**Written exercise:** Rewrite the material below, substituting "Video Call" for each occurrence of "Zoom Meeting" and leaving everything else unchanged.
>> Start Material provided
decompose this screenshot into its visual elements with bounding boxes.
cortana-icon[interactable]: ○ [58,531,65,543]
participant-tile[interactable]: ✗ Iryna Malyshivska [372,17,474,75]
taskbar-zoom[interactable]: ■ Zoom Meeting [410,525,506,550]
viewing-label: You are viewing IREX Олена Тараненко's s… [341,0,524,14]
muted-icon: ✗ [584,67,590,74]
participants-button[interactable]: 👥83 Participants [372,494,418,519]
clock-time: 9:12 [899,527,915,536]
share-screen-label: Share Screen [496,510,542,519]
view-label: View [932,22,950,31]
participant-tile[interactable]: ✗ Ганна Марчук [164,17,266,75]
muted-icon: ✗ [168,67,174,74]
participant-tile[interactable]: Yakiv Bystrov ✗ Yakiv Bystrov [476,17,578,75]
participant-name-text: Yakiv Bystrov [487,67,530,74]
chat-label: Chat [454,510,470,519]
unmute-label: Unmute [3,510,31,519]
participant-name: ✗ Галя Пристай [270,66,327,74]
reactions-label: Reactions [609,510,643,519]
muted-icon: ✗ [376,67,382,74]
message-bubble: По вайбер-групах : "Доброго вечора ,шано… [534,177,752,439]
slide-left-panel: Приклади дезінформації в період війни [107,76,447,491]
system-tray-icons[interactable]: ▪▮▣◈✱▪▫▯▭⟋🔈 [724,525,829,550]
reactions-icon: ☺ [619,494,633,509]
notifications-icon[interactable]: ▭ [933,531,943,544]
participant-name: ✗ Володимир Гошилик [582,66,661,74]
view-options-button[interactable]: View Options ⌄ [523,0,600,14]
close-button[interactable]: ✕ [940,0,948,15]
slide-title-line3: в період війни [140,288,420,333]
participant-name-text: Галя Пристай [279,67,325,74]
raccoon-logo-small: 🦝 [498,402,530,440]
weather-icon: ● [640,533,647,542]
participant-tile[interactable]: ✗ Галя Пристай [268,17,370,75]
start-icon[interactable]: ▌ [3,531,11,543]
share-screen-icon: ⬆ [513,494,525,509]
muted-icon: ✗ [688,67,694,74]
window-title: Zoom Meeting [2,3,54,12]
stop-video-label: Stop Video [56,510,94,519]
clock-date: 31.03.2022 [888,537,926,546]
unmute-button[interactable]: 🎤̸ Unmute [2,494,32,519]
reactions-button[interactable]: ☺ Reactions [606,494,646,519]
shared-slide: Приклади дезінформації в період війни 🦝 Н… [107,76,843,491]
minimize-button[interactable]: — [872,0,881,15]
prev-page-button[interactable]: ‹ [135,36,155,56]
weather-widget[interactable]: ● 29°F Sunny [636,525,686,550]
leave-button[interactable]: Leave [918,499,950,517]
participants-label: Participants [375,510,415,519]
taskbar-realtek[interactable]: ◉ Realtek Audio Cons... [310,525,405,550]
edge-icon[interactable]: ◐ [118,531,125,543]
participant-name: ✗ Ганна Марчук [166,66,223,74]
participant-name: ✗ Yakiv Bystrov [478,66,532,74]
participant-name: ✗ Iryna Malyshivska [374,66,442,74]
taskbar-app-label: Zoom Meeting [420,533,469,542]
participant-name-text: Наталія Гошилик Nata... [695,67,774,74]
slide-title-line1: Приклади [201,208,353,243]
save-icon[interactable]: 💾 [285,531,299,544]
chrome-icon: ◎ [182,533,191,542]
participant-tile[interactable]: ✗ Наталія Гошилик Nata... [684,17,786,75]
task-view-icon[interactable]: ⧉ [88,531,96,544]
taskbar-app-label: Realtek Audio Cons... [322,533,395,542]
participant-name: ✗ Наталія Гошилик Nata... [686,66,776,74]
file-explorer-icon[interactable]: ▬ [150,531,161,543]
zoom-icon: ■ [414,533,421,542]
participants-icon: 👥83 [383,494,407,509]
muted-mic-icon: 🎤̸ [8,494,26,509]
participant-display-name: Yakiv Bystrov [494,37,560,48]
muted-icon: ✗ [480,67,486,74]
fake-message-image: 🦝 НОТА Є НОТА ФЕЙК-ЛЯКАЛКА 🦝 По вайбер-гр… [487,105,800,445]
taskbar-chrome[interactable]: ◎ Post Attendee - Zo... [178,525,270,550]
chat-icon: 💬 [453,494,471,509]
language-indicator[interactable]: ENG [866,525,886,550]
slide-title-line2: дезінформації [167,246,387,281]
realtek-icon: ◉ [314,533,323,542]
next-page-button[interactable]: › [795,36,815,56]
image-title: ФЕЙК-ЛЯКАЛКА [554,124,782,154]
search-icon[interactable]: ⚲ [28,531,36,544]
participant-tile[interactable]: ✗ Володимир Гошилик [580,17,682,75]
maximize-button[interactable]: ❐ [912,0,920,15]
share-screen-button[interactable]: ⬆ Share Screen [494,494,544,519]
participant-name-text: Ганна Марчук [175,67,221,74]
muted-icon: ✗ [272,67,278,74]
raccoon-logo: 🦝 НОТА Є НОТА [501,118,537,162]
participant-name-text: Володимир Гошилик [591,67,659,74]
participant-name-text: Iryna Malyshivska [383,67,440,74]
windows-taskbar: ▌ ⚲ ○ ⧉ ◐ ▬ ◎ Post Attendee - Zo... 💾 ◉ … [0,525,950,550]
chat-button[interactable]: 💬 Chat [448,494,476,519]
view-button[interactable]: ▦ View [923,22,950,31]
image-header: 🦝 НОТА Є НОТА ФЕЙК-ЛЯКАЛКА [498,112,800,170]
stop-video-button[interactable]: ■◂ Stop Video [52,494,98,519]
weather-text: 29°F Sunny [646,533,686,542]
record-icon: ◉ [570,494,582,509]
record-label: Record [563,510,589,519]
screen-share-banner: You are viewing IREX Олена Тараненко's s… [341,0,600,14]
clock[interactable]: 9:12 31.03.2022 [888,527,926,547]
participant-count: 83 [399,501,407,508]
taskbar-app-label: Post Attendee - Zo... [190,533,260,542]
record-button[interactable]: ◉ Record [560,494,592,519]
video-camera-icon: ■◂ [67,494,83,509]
>> End Material provided
**Response below:**
decompose this screenshot into its visual elements with bounding boxes.
cortana-icon[interactable]: ○ [58,531,65,543]
participant-tile[interactable]: ✗ Iryna Malyshivska [372,17,474,75]
taskbar-zoom[interactable]: ■ Video Call [410,525,506,550]
viewing-label: You are viewing IREX Олена Тараненко's s… [341,0,524,14]
muted-icon: ✗ [584,67,590,74]
participants-button[interactable]: 👥83 Participants [372,494,418,519]
clock-time: 9:12 [899,527,915,536]
share-screen-label: Share Screen [496,510,542,519]
view-label: View [932,22,950,31]
participant-tile[interactable]: ✗ Ганна Марчук [164,17,266,75]
muted-icon: ✗ [168,67,174,74]
participant-tile[interactable]: Yakiv Bystrov ✗ Yakiv Bystrov [476,17,578,75]
participant-name-text: Yakiv Bystrov [487,67,530,74]
chat-label: Chat [454,510,470,519]
unmute-label: Unmute [3,510,31,519]
participant-name: ✗ Галя Пристай [270,66,327,74]
reactions-label: Reactions [609,510,643,519]
muted-icon: ✗ [376,67,382,74]
message-bubble: По вайбер-групах : "Доброго вечора ,шано… [534,177,752,439]
slide-left-panel: Приклади дезінформації в період війни [107,76,447,491]
system-tray-icons[interactable]: ▪▮▣◈✱▪▫▯▭⟋🔈 [724,525,829,550]
reactions-icon: ☺ [619,494,633,509]
notifications-icon[interactable]: ▭ [933,531,943,544]
participant-name: ✗ Володимир Гошилик [582,66,661,74]
view-options-button[interactable]: View Options ⌄ [523,0,600,14]
close-button[interactable]: ✕ [940,0,948,15]
slide-title-line3: в період війни [140,288,420,333]
participant-name-text: Галя Пристай [279,67,325,74]
raccoon-logo-small: 🦝 [498,402,530,440]
weather-icon: ● [640,533,647,542]
participant-tile[interactable]: ✗ Галя Пристай [268,17,370,75]
start-icon[interactable]: ▌ [3,531,11,543]
share-screen-icon: ⬆ [513,494,525,509]
muted-icon: ✗ [688,67,694,74]
window-title: Video Call [2,3,54,12]
stop-video-label: Stop Video [56,510,94,519]
clock-date: 31.03.2022 [888,537,926,546]
unmute-button[interactable]: 🎤̸ Unmute [2,494,32,519]
reactions-button[interactable]: ☺ Reactions [606,494,646,519]
shared-slide: Приклади дезінформації в період війни 🦝 Н… [107,76,843,491]
minimize-button[interactable]: — [872,0,881,15]
prev-page-button[interactable]: ‹ [135,36,155,56]
weather-widget[interactable]: ● 29°F Sunny [636,525,686,550]
leave-button[interactable]: Leave [918,499,950,517]
participants-label: Participants [375,510,415,519]
taskbar-realtek[interactable]: ◉ Realtek Audio Cons... [310,525,405,550]
edge-icon[interactable]: ◐ [118,531,125,543]
participant-name: ✗ Ганна Марчук [166,66,223,74]
participant-name: ✗ Yakiv Bystrov [478,66,532,74]
participant-name: ✗ Iryna Malyshivska [374,66,442,74]
taskbar-app-label: Video Call [420,533,469,542]
participant-name-text: Наталія Гошилик Nata... [695,67,774,74]
slide-title-line1: Приклади [201,208,353,243]
save-icon[interactable]: 💾 [285,531,299,544]
chrome-icon: ◎ [182,533,191,542]
participant-tile[interactable]: ✗ Наталія Гошилик Nata... [684,17,786,75]
task-view-icon[interactable]: ⧉ [88,531,96,544]
taskbar-app-label: Realtek Audio Cons... [322,533,395,542]
participant-name: ✗ Наталія Гошилик Nata... [686,66,776,74]
file-explorer-icon[interactable]: ▬ [150,531,161,543]
zoom-icon: ■ [414,533,421,542]
participants-icon: 👥83 [383,494,407,509]
muted-mic-icon: 🎤̸ [8,494,26,509]
participant-display-name: Yakiv Bystrov [494,37,560,48]
muted-icon: ✗ [480,67,486,74]
fake-message-image: 🦝 НОТА Є НОТА ФЕЙК-ЛЯКАЛКА 🦝 По вайбер-гр… [487,105,800,445]
taskbar-chrome[interactable]: ◎ Post Attendee - Zo... [178,525,270,550]
chat-icon: 💬 [453,494,471,509]
language-indicator[interactable]: ENG [866,525,886,550]
slide-title-line2: дезінформації [167,246,387,281]
realtek-icon: ◉ [314,533,323,542]
next-page-button[interactable]: › [795,36,815,56]
image-title: ФЕЙК-ЛЯКАЛКА [554,124,782,154]
search-icon[interactable]: ⚲ [28,531,36,544]
participant-tile[interactable]: ✗ Володимир Гошилик [580,17,682,75]
maximize-button[interactable]: ❐ [912,0,920,15]
share-screen-button[interactable]: ⬆ Share Screen [494,494,544,519]
participant-name-text: Ганна Марчук [175,67,221,74]
muted-icon: ✗ [272,67,278,74]
raccoon-logo: 🦝 НОТА Є НОТА [501,118,537,162]
participant-name-text: Володимир Гошилик [591,67,659,74]
participant-name-text: Iryna Malyshivska [383,67,440,74]
windows-taskbar: ▌ ⚲ ○ ⧉ ◐ ▬ ◎ Post Attendee - Zo... 💾 ◉ … [0,525,950,550]
chat-button[interactable]: 💬 Chat [448,494,476,519]
view-button[interactable]: ▦ View [923,22,950,31]
image-header: 🦝 НОТА Є НОТА ФЕЙК-ЛЯКАЛКА [498,112,800,170]
stop-video-button[interactable]: ■◂ Stop Video [52,494,98,519]
weather-text: 29°F Sunny [646,533,686,542]
record-icon: ◉ [570,494,582,509]
record-label: Record [563,510,589,519]
screen-share-banner: You are viewing IREX Олена Тараненко's s… [341,0,600,14]
clock[interactable]: 9:12 31.03.2022 [888,527,926,547]
participant-count: 83 [399,501,407,508]
taskbar-app-label: Post Attendee - Zo... [190,533,260,542]
record-button[interactable]: ◉ Record [560,494,592,519]
video-camera-icon: ■◂ [67,494,83,509]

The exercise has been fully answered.